Source data:

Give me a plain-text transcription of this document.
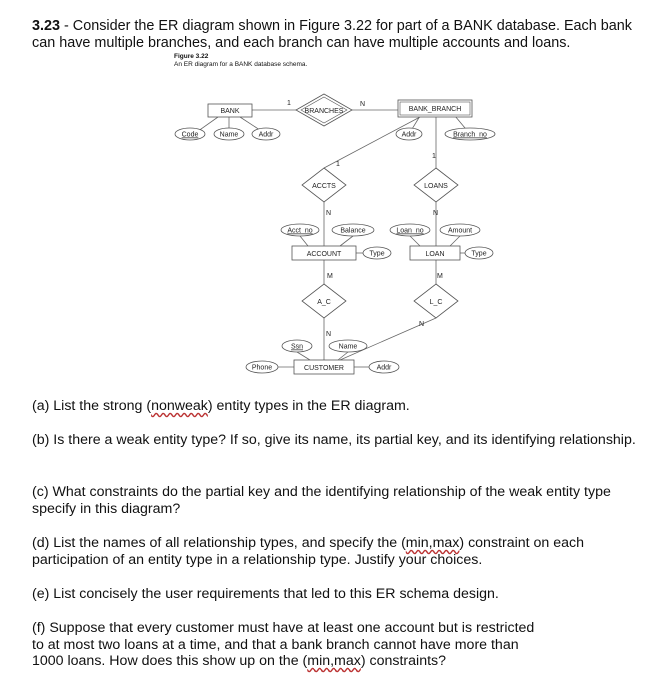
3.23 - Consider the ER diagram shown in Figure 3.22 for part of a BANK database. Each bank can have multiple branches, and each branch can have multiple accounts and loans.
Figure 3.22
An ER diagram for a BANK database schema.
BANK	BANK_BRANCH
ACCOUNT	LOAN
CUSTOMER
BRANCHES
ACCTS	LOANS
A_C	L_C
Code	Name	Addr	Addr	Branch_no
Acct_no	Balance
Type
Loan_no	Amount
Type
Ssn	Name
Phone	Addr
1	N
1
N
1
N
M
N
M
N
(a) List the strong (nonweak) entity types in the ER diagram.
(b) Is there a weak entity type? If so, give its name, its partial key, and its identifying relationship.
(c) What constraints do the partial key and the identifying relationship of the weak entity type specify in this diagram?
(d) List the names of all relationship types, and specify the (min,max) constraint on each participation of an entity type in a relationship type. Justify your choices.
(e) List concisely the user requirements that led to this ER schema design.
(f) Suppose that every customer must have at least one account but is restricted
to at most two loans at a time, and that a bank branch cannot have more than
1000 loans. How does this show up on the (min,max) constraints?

...

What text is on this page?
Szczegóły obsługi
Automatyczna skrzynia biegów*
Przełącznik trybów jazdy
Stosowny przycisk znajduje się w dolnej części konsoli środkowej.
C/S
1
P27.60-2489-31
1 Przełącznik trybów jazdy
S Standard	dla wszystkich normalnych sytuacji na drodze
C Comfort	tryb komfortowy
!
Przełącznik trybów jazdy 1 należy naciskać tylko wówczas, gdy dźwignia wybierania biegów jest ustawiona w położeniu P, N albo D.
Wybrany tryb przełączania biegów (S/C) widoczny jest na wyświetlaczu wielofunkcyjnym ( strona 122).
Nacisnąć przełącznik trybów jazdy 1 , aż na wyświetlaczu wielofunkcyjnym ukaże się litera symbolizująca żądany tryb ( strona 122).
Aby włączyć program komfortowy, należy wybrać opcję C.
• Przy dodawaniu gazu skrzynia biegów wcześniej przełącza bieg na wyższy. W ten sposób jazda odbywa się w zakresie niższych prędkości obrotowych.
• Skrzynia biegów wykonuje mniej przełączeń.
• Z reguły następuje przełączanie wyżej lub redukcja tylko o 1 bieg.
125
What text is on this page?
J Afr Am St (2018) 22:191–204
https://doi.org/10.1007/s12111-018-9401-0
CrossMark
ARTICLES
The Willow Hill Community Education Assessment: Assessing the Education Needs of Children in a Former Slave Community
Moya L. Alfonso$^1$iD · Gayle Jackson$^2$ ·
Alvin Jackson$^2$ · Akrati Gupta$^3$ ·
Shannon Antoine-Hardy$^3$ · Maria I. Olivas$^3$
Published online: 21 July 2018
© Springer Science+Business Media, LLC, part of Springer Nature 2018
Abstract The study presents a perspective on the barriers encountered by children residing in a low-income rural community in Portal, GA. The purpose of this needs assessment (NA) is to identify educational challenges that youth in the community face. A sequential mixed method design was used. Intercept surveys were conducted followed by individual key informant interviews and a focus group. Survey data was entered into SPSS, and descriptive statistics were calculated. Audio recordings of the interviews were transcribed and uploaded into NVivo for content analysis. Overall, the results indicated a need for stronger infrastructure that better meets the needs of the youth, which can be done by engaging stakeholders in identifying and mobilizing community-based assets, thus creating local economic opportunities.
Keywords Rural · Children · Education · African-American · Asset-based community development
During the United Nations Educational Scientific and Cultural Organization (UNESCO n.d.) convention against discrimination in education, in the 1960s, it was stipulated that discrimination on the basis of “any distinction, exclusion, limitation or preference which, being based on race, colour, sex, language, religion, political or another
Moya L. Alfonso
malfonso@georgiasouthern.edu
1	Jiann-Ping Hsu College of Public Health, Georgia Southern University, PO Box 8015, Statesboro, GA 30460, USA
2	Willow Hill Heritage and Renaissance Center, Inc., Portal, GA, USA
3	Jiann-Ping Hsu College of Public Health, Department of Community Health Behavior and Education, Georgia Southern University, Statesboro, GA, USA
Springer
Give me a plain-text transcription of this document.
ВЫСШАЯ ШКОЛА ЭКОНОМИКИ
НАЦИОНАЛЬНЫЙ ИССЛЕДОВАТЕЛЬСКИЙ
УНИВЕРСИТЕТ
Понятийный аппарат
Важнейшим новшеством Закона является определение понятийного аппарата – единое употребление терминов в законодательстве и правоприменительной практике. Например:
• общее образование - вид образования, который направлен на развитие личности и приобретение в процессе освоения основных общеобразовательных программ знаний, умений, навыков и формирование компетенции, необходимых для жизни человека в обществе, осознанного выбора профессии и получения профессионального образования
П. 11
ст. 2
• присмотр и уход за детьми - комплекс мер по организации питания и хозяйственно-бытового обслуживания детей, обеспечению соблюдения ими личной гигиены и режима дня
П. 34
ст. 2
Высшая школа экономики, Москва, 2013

Problem to solve: Which lines above contain "strona"? Show each of them.

Expected answer:
Wybrany tryb przełączania biegów (S/C) widoczny jest na wyświetlaczu wielofunkcyjnym ( strona 122).
Nacisnąć przełącznik trybów jazdy 1 , aż na wyświetlaczu wielofunkcyjnym ukaże się litera symbolizująca żądany tryb ( strona 122).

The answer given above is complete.